What probability distributions fit the description above? Well, if you browse the your probability reference book or look on wikipedia you would arrive at the Beta Distribution:
import matplotlib.pyplot as plt
from matplotlib.animation import FuncAnimation
from matplotlib import rc, animation
from mpl_toolkits.mplot3d import Axes3D
from matplotlib import cm
from matplotlib.ticker import LinearLocator, FormatStrFormatter
import numpy as np
from scipy.stats import norm, beta
from scipy import stats
import pandas as pd
import seaborn as sns
from IPython.core.display import HTML
sns.set(style="white", palette="husl")
sns.set_context("talk")
sns.set_style("ticks")
%matplotlib inline
%config InlineBackend.figure_format = 'retina'
fig, ax = plt.subplots(figsize=(8,5))
# plotting distribution
x = np.linspace(0, 1, 1000)
a = [0.5, 5, 1, 2, 2, 1]
b = [0.5, 1, 3, 2, 5, 1 ]
legend = []
for a, b in zip(a,b):
y = beta.pdf(x, a, b)
plt.plot(x, y, lw=2)
legend.append(f"a = {a}, b = {b}")
plt.xlabel(r'$\theta$')
plt.ylabel('Probability Density')
plt.title('Beta Distribution')
plt.legend(legend, bbox_to_anchor=(1, 1))
plt.ylim(0,2.6)
plt.show()
Which has a PDF defined as:
$$\theta = Beta(a,b) = \frac{\theta^{a-1} (1- \theta)^{b-1}}{B(a,b)}$$Where we define $B(a,b)$ as:
$$B(a,b) = \frac{\Gamma(a) \Gamma(b)}{\Gamma(a+b)}$$And $\Gamma$ is defined as:
$$\Gamma(n) = (n-1)!$$Where $\Gamma$ is really just a generalized factorial for real numbers.
Combine Beta Prior with Bernoulli Likelihood to Solve for Posterior¶
If we let our prior distribution be the Beta Distribution, does that let us solve for the posterior? Well, let's try and combine it with the likelihood via bayes rule to find out. We can start as follows:
$$P(\theta \mid X) \propto P(X \mid \theta) P(\theta)$$Where we are using the proportionality symbol because we are not considering the normalizing constant.

### Information provided
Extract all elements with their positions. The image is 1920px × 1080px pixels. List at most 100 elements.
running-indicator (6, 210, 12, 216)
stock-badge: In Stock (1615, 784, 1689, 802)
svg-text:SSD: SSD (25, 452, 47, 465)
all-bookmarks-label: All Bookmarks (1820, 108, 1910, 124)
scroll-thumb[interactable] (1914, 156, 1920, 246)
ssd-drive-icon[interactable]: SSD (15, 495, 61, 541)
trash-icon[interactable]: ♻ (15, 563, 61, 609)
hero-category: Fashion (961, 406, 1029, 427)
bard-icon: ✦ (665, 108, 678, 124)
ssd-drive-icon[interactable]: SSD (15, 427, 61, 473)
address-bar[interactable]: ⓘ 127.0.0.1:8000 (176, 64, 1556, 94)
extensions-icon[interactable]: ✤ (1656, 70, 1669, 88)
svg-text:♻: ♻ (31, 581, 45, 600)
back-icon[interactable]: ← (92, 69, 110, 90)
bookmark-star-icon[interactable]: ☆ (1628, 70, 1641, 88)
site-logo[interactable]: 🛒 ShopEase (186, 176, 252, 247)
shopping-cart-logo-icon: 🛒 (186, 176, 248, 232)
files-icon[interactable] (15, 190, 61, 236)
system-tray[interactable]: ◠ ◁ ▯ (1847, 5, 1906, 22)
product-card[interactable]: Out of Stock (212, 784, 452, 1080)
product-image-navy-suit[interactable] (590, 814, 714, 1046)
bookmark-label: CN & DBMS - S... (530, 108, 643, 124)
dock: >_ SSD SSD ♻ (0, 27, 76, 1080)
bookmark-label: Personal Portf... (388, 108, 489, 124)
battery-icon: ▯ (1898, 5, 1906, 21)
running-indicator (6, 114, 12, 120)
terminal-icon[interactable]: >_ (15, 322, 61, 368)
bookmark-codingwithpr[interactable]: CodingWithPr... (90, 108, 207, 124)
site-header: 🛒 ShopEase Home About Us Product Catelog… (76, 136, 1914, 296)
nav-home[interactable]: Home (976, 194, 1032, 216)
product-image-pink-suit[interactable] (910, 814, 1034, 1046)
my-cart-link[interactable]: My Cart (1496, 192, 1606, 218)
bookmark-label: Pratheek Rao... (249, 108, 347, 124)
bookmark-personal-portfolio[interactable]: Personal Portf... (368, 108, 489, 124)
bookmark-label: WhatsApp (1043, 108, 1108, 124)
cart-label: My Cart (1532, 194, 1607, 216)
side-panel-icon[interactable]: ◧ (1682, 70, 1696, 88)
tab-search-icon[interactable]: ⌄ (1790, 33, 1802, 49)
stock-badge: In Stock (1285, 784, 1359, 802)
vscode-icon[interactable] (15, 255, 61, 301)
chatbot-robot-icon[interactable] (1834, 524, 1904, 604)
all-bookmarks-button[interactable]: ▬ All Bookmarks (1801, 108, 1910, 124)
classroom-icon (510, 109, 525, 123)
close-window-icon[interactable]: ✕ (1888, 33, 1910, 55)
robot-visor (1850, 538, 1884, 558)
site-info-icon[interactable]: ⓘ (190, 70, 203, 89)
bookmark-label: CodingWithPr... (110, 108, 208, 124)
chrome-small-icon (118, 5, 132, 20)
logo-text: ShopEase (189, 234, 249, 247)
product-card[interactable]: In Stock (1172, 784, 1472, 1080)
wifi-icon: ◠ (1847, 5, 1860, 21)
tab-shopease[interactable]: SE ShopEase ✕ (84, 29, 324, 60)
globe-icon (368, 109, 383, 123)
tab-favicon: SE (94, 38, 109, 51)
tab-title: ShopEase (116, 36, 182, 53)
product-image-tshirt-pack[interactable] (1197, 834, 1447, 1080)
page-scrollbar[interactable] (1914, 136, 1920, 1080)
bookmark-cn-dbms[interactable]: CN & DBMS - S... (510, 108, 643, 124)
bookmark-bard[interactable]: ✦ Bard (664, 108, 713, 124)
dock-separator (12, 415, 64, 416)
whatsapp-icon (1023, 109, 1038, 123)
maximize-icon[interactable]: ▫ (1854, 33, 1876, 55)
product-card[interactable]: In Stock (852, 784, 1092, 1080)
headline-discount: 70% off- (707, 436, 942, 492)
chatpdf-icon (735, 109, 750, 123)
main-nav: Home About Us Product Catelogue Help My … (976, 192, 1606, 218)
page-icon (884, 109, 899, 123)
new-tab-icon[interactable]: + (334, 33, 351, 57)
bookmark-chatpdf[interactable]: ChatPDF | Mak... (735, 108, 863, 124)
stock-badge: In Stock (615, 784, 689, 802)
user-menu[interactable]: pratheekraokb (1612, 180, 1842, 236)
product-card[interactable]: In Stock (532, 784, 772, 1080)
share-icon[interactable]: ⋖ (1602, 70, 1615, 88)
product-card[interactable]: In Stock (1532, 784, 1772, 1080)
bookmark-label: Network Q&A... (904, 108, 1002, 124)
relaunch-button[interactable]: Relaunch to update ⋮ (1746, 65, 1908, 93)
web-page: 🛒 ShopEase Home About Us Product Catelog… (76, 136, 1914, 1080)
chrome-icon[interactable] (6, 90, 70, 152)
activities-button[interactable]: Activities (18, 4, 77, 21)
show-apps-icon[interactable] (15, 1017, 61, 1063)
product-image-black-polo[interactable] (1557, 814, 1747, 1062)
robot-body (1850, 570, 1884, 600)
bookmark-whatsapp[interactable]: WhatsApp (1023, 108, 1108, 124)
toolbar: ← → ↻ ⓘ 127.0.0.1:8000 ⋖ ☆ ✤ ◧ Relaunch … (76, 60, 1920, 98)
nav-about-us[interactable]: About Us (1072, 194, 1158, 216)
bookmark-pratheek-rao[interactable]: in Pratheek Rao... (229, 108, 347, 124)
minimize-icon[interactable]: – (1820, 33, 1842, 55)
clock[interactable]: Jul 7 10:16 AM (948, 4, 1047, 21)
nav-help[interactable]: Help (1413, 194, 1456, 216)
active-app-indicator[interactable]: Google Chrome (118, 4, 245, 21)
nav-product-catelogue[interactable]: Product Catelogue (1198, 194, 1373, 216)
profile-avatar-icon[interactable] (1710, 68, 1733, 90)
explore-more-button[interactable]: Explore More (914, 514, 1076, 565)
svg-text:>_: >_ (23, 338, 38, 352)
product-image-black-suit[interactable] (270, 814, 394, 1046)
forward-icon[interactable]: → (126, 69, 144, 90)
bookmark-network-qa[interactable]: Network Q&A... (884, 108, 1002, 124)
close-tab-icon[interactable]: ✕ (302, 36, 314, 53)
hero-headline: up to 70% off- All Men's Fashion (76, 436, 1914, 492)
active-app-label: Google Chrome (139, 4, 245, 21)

### Written exercise 1
Retype the part of the Beta distribution text above that opens with the words containing "plt.xlabel(r'$\theta$')" and closes with "the normalizing constant.".
### Written exercise 2
In the Beta distribution text, what is $\Gamma$ said to really be?
### Written exercise 3
Decide whether each statement agrees with the Beta distribution text, and back each yes or no with the deciding words from it.
(a) The code limits the y-axis of the plot to the range 0 to 2.6.
(b) The normalizing constant is included when the prior and likelihood are combined.
(c) The x-axis of the plot is labeled "Probability Density".

### Full solution 1
plt.xlabel(r'$\theta$')
plt.ylabel('Probability Density')
plt.title('Beta Distribution')
plt.legend(legend, bbox_to_anchor=(1, 1))
plt.ylim(0,2.6)
plt.show()
Which has a PDF defined as:
$$\theta = Beta(a,b) = \frac{\theta^{a-1} (1- \theta)^{b-1}}{B(a,b)}$$Where we define $B(a,b)$ as:
$$B(a,b) = \frac{\Gamma(a) \Gamma(b)}{\Gamma(a+b)}$$And $\Gamma$ is defined as:
$$\Gamma(n) = (n-1)!$$Where $\Gamma$ is really just a generalized factorial for real numbers.
Combine Beta Prior with Bernoulli Likelihood to Solve for Posterior¶
If we let our prior distribution be the Beta Distribution, does that let us solve for the posterior? Well, let's try and combine it with the likelihood via bayes rule to find out. We can start as follows:
$$P(\theta \mid X) \propto P(X \mid \theta) P(\theta)$$Where we are using the proportionality symbol because we are not considering the normalizing constant.

### Full solution 2
A generalized factorial for real numbers.

### Full solution 3
(a) Yes: "plt.ylim(0,2.6)"
(b) No: "we are not considering the normalizing constant"
(c) No: "plt.xlabel(r'$\theta$')"